• [Problem statement]
Convert everything from the beginning of the data down to the line containing "- criteria-number: 2.: [84, 136, 110, 167]" into a numbered list, including that line and omitting any blank lines.

• [Entries supplied]
§ §

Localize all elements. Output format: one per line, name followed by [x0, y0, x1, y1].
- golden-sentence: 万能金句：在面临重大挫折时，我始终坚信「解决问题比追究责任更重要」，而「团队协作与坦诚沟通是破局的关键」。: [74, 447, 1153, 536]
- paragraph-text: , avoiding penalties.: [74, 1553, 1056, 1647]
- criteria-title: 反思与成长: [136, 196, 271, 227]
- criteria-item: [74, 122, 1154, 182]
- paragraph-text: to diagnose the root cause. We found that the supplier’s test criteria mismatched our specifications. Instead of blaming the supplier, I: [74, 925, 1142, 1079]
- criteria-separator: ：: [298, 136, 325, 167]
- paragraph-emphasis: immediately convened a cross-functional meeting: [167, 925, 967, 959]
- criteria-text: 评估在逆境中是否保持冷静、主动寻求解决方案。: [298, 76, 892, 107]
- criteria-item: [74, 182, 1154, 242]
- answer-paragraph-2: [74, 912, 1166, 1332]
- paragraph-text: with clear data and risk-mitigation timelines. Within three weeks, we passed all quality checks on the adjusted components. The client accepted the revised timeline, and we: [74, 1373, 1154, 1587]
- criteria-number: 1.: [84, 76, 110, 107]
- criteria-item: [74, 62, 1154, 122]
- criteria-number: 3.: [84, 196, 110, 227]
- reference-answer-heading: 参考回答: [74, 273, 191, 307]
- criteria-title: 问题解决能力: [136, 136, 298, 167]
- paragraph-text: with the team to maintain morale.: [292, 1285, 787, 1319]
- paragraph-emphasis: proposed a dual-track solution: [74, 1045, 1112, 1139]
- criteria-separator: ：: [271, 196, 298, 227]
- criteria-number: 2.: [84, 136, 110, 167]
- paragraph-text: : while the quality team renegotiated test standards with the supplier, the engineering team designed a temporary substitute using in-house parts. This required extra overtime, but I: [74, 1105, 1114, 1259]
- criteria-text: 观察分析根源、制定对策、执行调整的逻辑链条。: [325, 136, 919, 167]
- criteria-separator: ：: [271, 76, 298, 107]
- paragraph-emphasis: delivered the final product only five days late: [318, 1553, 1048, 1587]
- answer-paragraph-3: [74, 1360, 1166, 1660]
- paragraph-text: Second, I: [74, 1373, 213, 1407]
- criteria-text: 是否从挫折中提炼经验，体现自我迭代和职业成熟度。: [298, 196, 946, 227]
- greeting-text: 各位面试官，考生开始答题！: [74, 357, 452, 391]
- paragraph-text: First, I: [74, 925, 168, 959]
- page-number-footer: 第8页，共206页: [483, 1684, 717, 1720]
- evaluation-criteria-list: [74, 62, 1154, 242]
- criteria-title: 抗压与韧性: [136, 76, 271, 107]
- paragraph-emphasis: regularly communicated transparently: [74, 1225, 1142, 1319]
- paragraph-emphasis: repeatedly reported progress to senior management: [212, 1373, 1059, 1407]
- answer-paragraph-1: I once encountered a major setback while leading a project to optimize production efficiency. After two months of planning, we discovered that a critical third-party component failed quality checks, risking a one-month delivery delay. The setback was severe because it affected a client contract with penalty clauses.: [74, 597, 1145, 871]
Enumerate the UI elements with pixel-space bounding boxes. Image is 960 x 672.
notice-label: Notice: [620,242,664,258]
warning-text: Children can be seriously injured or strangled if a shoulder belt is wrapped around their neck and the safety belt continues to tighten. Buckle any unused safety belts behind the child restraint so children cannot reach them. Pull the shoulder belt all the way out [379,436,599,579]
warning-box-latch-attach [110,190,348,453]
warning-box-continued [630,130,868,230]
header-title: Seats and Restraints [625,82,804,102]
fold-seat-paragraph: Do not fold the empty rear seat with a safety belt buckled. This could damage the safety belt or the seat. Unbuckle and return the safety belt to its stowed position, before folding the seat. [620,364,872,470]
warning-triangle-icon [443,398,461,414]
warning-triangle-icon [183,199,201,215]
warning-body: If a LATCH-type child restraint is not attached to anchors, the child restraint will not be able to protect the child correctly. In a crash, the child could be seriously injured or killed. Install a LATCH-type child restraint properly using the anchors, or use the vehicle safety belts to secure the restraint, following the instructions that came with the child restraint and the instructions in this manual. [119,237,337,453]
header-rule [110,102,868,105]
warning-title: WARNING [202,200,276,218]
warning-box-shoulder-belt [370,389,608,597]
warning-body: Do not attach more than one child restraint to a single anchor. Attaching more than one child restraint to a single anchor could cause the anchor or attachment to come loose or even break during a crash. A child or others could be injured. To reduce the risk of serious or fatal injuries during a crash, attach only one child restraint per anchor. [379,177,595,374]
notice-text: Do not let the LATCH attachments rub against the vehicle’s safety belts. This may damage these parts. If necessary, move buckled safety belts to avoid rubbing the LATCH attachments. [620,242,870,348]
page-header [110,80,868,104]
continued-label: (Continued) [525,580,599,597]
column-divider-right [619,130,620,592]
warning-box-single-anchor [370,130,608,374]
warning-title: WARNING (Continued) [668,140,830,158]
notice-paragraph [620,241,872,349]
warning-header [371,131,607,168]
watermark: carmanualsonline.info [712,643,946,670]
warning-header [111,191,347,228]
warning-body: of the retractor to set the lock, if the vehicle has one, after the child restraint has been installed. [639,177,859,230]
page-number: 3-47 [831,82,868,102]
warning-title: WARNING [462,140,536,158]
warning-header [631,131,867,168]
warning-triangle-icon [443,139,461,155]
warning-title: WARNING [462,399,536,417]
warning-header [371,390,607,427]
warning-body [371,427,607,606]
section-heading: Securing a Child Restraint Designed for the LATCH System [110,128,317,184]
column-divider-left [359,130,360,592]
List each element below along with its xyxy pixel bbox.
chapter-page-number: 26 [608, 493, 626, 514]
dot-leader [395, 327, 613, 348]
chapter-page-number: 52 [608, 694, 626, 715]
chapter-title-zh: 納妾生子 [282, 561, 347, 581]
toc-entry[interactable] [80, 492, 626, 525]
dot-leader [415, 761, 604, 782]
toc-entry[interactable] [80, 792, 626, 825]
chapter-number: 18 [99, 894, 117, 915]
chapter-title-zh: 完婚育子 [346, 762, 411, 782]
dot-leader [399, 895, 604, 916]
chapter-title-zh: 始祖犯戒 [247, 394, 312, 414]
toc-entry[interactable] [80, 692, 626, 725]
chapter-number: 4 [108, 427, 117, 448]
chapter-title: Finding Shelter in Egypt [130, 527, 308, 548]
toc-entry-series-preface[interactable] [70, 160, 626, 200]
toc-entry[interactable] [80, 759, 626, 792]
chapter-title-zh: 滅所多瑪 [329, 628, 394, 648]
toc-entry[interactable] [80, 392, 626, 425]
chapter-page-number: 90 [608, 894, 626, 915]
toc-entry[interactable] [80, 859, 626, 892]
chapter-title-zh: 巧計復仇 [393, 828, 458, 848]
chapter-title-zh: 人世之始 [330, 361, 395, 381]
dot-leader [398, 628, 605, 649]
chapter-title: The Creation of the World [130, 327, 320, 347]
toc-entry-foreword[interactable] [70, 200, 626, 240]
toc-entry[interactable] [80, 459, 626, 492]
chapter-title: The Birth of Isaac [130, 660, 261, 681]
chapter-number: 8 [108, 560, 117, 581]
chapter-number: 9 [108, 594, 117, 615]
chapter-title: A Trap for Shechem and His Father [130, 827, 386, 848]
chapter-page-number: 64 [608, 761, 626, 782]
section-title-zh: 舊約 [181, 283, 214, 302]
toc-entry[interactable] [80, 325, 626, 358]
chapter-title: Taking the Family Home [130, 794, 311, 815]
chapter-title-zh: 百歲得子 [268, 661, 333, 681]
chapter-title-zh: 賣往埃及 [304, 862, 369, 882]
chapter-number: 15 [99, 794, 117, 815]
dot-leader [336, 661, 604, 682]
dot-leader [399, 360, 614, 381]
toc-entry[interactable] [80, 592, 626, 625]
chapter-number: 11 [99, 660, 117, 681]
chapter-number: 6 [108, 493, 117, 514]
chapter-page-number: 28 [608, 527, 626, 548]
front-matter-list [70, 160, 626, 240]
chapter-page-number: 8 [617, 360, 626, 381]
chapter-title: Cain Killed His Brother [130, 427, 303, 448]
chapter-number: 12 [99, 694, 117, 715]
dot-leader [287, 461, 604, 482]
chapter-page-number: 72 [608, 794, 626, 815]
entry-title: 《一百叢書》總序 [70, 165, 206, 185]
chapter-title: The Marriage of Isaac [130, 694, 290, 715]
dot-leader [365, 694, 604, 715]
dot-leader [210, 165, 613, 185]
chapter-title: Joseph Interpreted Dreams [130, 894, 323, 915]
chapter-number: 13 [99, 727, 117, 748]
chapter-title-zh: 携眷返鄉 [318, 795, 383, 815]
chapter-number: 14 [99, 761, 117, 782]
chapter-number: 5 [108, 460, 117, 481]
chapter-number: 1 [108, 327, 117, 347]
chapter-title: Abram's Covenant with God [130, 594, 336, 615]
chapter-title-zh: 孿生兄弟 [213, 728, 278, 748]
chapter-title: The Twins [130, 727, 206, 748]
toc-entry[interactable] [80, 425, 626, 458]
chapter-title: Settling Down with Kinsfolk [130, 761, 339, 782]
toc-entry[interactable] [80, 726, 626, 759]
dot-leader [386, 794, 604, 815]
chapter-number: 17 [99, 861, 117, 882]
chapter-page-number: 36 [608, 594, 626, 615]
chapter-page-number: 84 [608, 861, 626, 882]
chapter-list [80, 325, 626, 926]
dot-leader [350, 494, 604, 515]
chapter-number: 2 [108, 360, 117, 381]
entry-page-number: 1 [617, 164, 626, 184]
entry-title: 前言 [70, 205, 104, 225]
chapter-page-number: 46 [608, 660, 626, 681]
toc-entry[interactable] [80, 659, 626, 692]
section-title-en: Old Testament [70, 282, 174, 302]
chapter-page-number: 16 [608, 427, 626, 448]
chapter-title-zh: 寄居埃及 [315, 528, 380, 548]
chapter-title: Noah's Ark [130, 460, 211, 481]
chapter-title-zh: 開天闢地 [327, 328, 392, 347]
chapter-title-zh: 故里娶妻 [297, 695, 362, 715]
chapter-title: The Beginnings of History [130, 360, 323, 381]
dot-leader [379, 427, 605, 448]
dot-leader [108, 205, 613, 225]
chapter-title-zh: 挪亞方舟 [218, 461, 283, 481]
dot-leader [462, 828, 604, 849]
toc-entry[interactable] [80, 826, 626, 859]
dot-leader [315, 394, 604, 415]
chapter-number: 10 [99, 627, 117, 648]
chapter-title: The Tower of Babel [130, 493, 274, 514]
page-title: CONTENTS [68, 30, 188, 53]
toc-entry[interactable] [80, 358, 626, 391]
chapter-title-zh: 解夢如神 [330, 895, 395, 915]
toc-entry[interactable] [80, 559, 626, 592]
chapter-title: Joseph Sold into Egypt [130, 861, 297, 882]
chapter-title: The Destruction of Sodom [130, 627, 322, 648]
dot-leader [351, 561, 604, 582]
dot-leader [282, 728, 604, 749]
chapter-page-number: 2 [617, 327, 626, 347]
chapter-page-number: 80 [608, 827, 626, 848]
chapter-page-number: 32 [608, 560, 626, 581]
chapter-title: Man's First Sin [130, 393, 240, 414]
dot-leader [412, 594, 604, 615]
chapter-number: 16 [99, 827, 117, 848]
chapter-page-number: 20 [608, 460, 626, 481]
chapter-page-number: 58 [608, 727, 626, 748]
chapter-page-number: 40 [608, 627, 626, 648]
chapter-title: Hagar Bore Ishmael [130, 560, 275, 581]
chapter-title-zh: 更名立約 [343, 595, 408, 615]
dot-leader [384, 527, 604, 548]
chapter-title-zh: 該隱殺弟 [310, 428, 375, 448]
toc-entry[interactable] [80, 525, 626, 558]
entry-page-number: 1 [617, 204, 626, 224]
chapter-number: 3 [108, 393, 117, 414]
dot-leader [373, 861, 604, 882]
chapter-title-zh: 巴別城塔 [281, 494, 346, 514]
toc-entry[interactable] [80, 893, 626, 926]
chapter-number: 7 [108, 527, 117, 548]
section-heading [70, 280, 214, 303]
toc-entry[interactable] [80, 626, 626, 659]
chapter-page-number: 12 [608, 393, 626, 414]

§ §

• [Completed task]
1. Localize all elements. Output format: one per line, name followed by [x0, y0, x1, y1].
2. - golden-sentence: 万能金句：在面临重大挫折时，我始终坚信「解决问题比追究责任更重要」，而「团队协作与坦诚沟通是破局的关键」。: [74, 447, 1153, 536]
3. - paragraph-text: , avoiding penalties.: [74, 1553, 1056, 1647]
4. - criteria-title: 反思与成长: [136, 196, 271, 227]
5. - criteria-item: [74, 122, 1154, 182]
6. - paragraph-text: to diagnose the root cause. We found that the supplier’s test criteria mismatched our specifications. Instead of blaming the supplier, I: [74, 925, 1142, 1079]
7. - criteria-separator: ：: [298, 136, 325, 167]
8. - paragraph-emphasis: immediately convened a cross-functional meeting: [167, 925, 967, 959]
9. - criteria-text: 评估在逆境中是否保持冷静、主动寻求解决方案。: [298, 76, 892, 107]
10. - criteria-item: [74, 182, 1154, 242]
11. - answer-paragraph-2: [74, 912, 1166, 1332]
12. - paragraph-text: with clear data and risk-mitigation timelines. Within three weeks, we passed all quality checks on the adjusted components. The client accepted the revised timeline, and we: [74, 1373, 1154, 1587]
13. - criteria-number: 1.: [84, 76, 110, 107]
14. - criteria-item: [74, 62, 1154, 122]
15. - criteria-number: 3.: [84, 196, 110, 227]
16. - reference-answer-heading: 参考回答: [74, 273, 191, 307]
17. - criteria-title: 问题解决能力: [136, 136, 298, 167]
18. - paragraph-text: with the team to maintain morale.: [292, 1285, 787, 1319]
19. - paragraph-emphasis: proposed a dual-track solution: [74, 1045, 1112, 1139]
20. - criteria-separator: ：: [271, 196, 298, 227]
21. - criteria-number: 2.: [84, 136, 110, 167]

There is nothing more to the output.